* [Task brief]: Look through the records and report how many lines include the word "задачи", with no other words.

* [Input rows]:

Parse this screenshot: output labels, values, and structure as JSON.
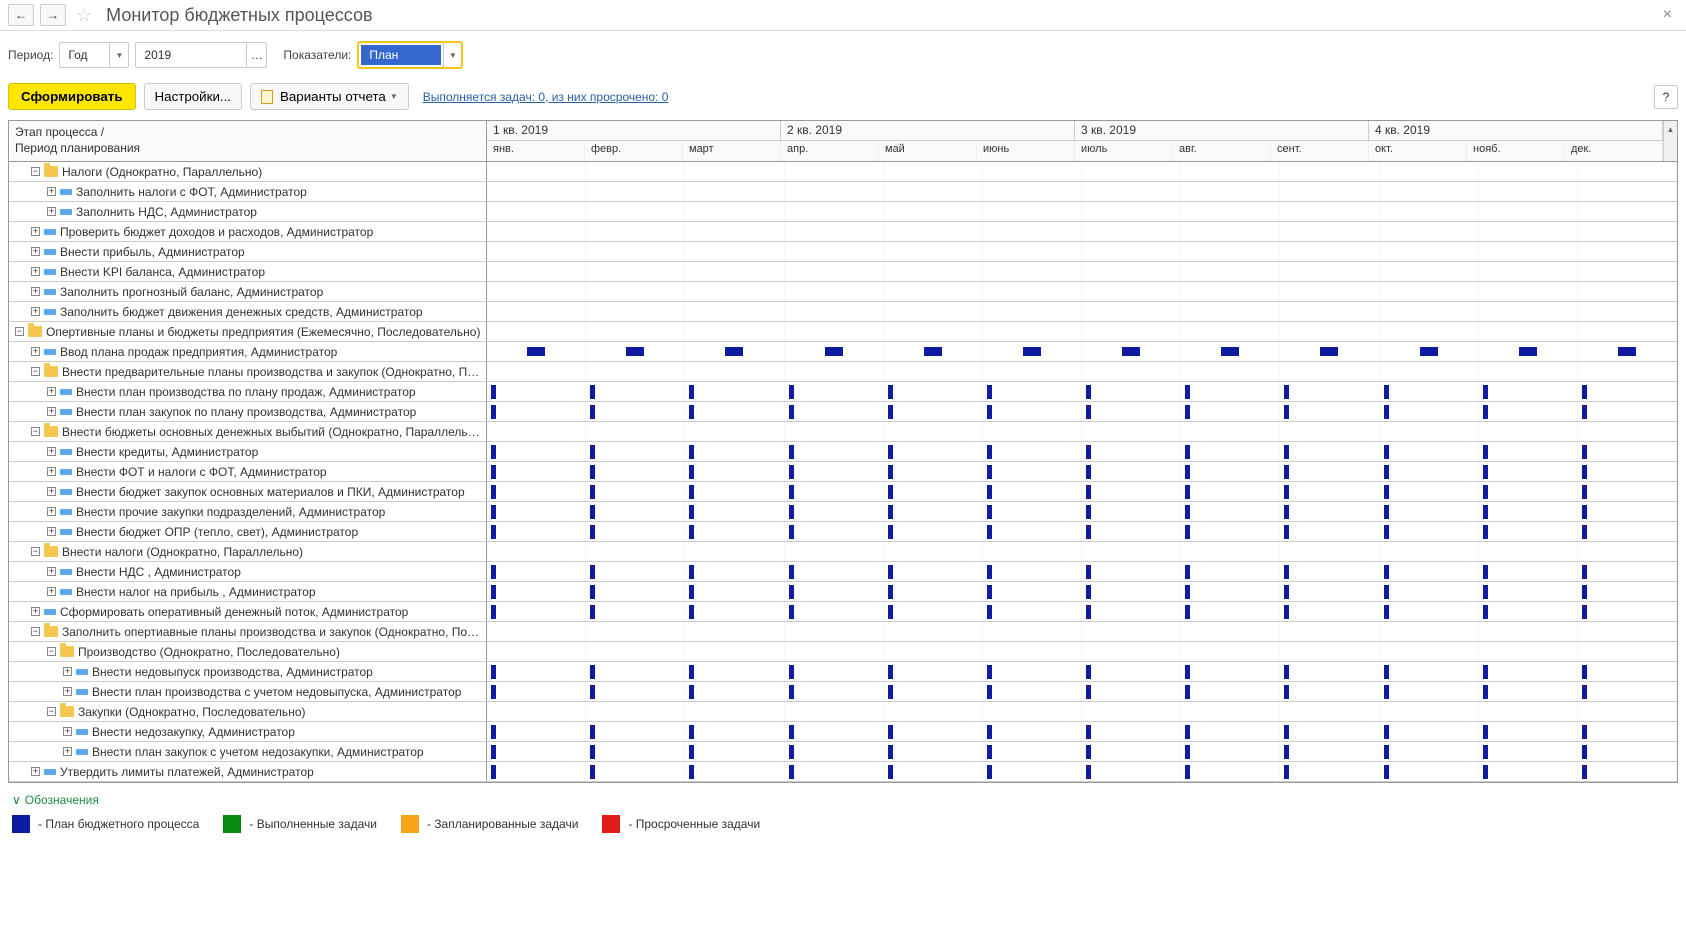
{
  "title": "Монитор бюджетных процессов",
  "filters": {
    "period_label": "Период:",
    "period_value": "Год",
    "year_value": "2019",
    "indicators_label": "Показатели:",
    "indicators_value": "План"
  },
  "actions": {
    "generate": "Сформировать",
    "settings": "Настройки...",
    "variants": "Варианты отчета",
    "tasks_link": "Выполняется задач: 0, из них просрочено: 0"
  },
  "table": {
    "tree_header_l1": "Этап процесса /",
    "tree_header_l2": "Период планирования",
    "quarters": [
      "1 кв. 2019",
      "2 кв. 2019",
      "3 кв. 2019",
      "4 кв. 2019"
    ],
    "months": [
      "янв.",
      "февр.",
      "март",
      "апр.",
      "май",
      "июнь",
      "июль",
      "авг.",
      "сент.",
      "окт.",
      "нояб.",
      "дек."
    ]
  },
  "rows": [
    {
      "indent": 1,
      "exp": "-",
      "icon": "folder",
      "label": "Налоги (Однократно, Параллельно)",
      "bars": []
    },
    {
      "indent": 2,
      "exp": "+",
      "icon": "task",
      "label": "Заполнить налоги с ФОТ, Администратор",
      "bars": []
    },
    {
      "indent": 2,
      "exp": "+",
      "icon": "task",
      "label": "Заполнить НДС, Администратор",
      "bars": []
    },
    {
      "indent": 1,
      "exp": "+",
      "icon": "task",
      "label": "Проверить бюджет доходов и расходов, Администратор",
      "bars": []
    },
    {
      "indent": 1,
      "exp": "+",
      "icon": "task",
      "label": "Внести прибыль, Администратор",
      "bars": []
    },
    {
      "indent": 1,
      "exp": "+",
      "icon": "task",
      "label": "Внести KPI баланса, Администратор",
      "bars": []
    },
    {
      "indent": 1,
      "exp": "+",
      "icon": "task",
      "label": "Заполнить прогнозный баланс, Администратор",
      "bars": []
    },
    {
      "indent": 1,
      "exp": "+",
      "icon": "task",
      "label": "Заполнить бюджет движения денежных средств, Администратор",
      "bars": []
    },
    {
      "indent": 0,
      "exp": "-",
      "icon": "folder",
      "label": "Опертивные планы и бюджеты предприятия (Ежемесячно, Последовательно)",
      "bars": []
    },
    {
      "indent": 1,
      "exp": "+",
      "icon": "task",
      "label": "Ввод плана продаж предприятия, Администратор",
      "bars": [
        1,
        2,
        3,
        4,
        5,
        6,
        7,
        8,
        9,
        10,
        11,
        12
      ],
      "shape": "wide",
      "align": "center"
    },
    {
      "indent": 1,
      "exp": "-",
      "icon": "folder",
      "label": "Внести предварительные планы производства и закупок (Однократно, Посл...",
      "bars": []
    },
    {
      "indent": 2,
      "exp": "+",
      "icon": "task",
      "label": "Внести план производства по плану продаж, Администратор",
      "bars": [
        1,
        2,
        3,
        4,
        5,
        6,
        7,
        8,
        9,
        10,
        11,
        12
      ],
      "shape": "thin",
      "align": "start"
    },
    {
      "indent": 2,
      "exp": "+",
      "icon": "task",
      "label": "Внести план закупок по плану производства, Администратор",
      "bars": [
        1,
        2,
        3,
        4,
        5,
        6,
        7,
        8,
        9,
        10,
        11,
        12
      ],
      "shape": "thin",
      "align": "start"
    },
    {
      "indent": 1,
      "exp": "-",
      "icon": "folder",
      "label": "Внести бюджеты основных денежных выбытий (Однократно, Параллельно)",
      "bars": []
    },
    {
      "indent": 2,
      "exp": "+",
      "icon": "task",
      "label": "Внести кредиты, Администратор",
      "bars": [
        1,
        2,
        3,
        4,
        5,
        6,
        7,
        8,
        9,
        10,
        11,
        12
      ],
      "shape": "thin",
      "align": "start"
    },
    {
      "indent": 2,
      "exp": "+",
      "icon": "task",
      "label": "Внести ФОТ и налоги с ФОТ, Администратор",
      "bars": [
        1,
        2,
        3,
        4,
        5,
        6,
        7,
        8,
        9,
        10,
        11,
        12
      ],
      "shape": "thin",
      "align": "start"
    },
    {
      "indent": 2,
      "exp": "+",
      "icon": "task",
      "label": "Внести бюджет закупок основных материалов и ПКИ, Администратор",
      "bars": [
        1,
        2,
        3,
        4,
        5,
        6,
        7,
        8,
        9,
        10,
        11,
        12
      ],
      "shape": "thin",
      "align": "start"
    },
    {
      "indent": 2,
      "exp": "+",
      "icon": "task",
      "label": "Внести прочие закупки подразделений, Администратор",
      "bars": [
        1,
        2,
        3,
        4,
        5,
        6,
        7,
        8,
        9,
        10,
        11,
        12
      ],
      "shape": "thin",
      "align": "start"
    },
    {
      "indent": 2,
      "exp": "+",
      "icon": "task",
      "label": "Внести бюджет ОПР (тепло, свет), Администратор",
      "bars": [
        1,
        2,
        3,
        4,
        5,
        6,
        7,
        8,
        9,
        10,
        11,
        12
      ],
      "shape": "thin",
      "align": "start"
    },
    {
      "indent": 1,
      "exp": "-",
      "icon": "folder",
      "label": "Внести налоги (Однократно, Параллельно)",
      "bars": []
    },
    {
      "indent": 2,
      "exp": "+",
      "icon": "task",
      "label": "Внести НДС , Администратор",
      "bars": [
        1,
        2,
        3,
        4,
        5,
        6,
        7,
        8,
        9,
        10,
        11,
        12
      ],
      "shape": "thin",
      "align": "start"
    },
    {
      "indent": 2,
      "exp": "+",
      "icon": "task",
      "label": "Внести налог на прибыль , Администратор",
      "bars": [
        1,
        2,
        3,
        4,
        5,
        6,
        7,
        8,
        9,
        10,
        11,
        12
      ],
      "shape": "thin",
      "align": "start"
    },
    {
      "indent": 1,
      "exp": "+",
      "icon": "task",
      "label": "Сформировать оперативный денежный поток, Администратор",
      "bars": [
        1,
        2,
        3,
        4,
        5,
        6,
        7,
        8,
        9,
        10,
        11,
        12
      ],
      "shape": "thin",
      "align": "start"
    },
    {
      "indent": 1,
      "exp": "-",
      "icon": "folder",
      "label": "Заполнить опертиавные планы производства и закупок (Однократно, После...",
      "bars": []
    },
    {
      "indent": 2,
      "exp": "-",
      "icon": "folder",
      "label": "Производство (Однократно, Последовательно)",
      "bars": []
    },
    {
      "indent": 3,
      "exp": "+",
      "icon": "task",
      "label": "Внести недовыпуск производства, Администратор",
      "bars": [
        1,
        2,
        3,
        4,
        5,
        6,
        7,
        8,
        9,
        10,
        11,
        12
      ],
      "shape": "thin",
      "align": "start"
    },
    {
      "indent": 3,
      "exp": "+",
      "icon": "task",
      "label": "Внести план производства с учетом недовыпуска, Администратор",
      "bars": [
        1,
        2,
        3,
        4,
        5,
        6,
        7,
        8,
        9,
        10,
        11,
        12
      ],
      "shape": "thin",
      "align": "start"
    },
    {
      "indent": 2,
      "exp": "-",
      "icon": "folder",
      "label": "Закупки (Однократно, Последовательно)",
      "bars": []
    },
    {
      "indent": 3,
      "exp": "+",
      "icon": "task",
      "label": "Внести недозакупку, Администратор",
      "bars": [
        1,
        2,
        3,
        4,
        5,
        6,
        7,
        8,
        9,
        10,
        11,
        12
      ],
      "shape": "thin",
      "align": "start"
    },
    {
      "indent": 3,
      "exp": "+",
      "icon": "task",
      "label": "Внести план закупок с учетом недозакупки, Администратор",
      "bars": [
        1,
        2,
        3,
        4,
        5,
        6,
        7,
        8,
        9,
        10,
        11,
        12
      ],
      "shape": "thin",
      "align": "start"
    },
    {
      "indent": 1,
      "exp": "+",
      "icon": "task",
      "label": "Утвердить лимиты платежей, Администратор",
      "bars": [
        1,
        2,
        3,
        4,
        5,
        6,
        7,
        8,
        9,
        10,
        11,
        12
      ],
      "shape": "thin",
      "align": "start"
    },
    {
      "indent": 0,
      "exp": "",
      "icon": "",
      "label": "",
      "bars": []
    }
  ],
  "legend": {
    "title": "Обозначения",
    "items": [
      {
        "color": "#0f1c9f",
        "label": "- План бюджетного процесса"
      },
      {
        "color": "#0a8a0d",
        "label": "- Выполненные задачи"
      },
      {
        "color": "#f7a418",
        "label": "- Запланированные задачи"
      },
      {
        "color": "#e21a1a",
        "label": "- Просроченные задачи"
      }
    ]
  },
  "colors": {
    "bar_plan": "#0f1c9f"
  }
}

* [Output of the exercise]: 3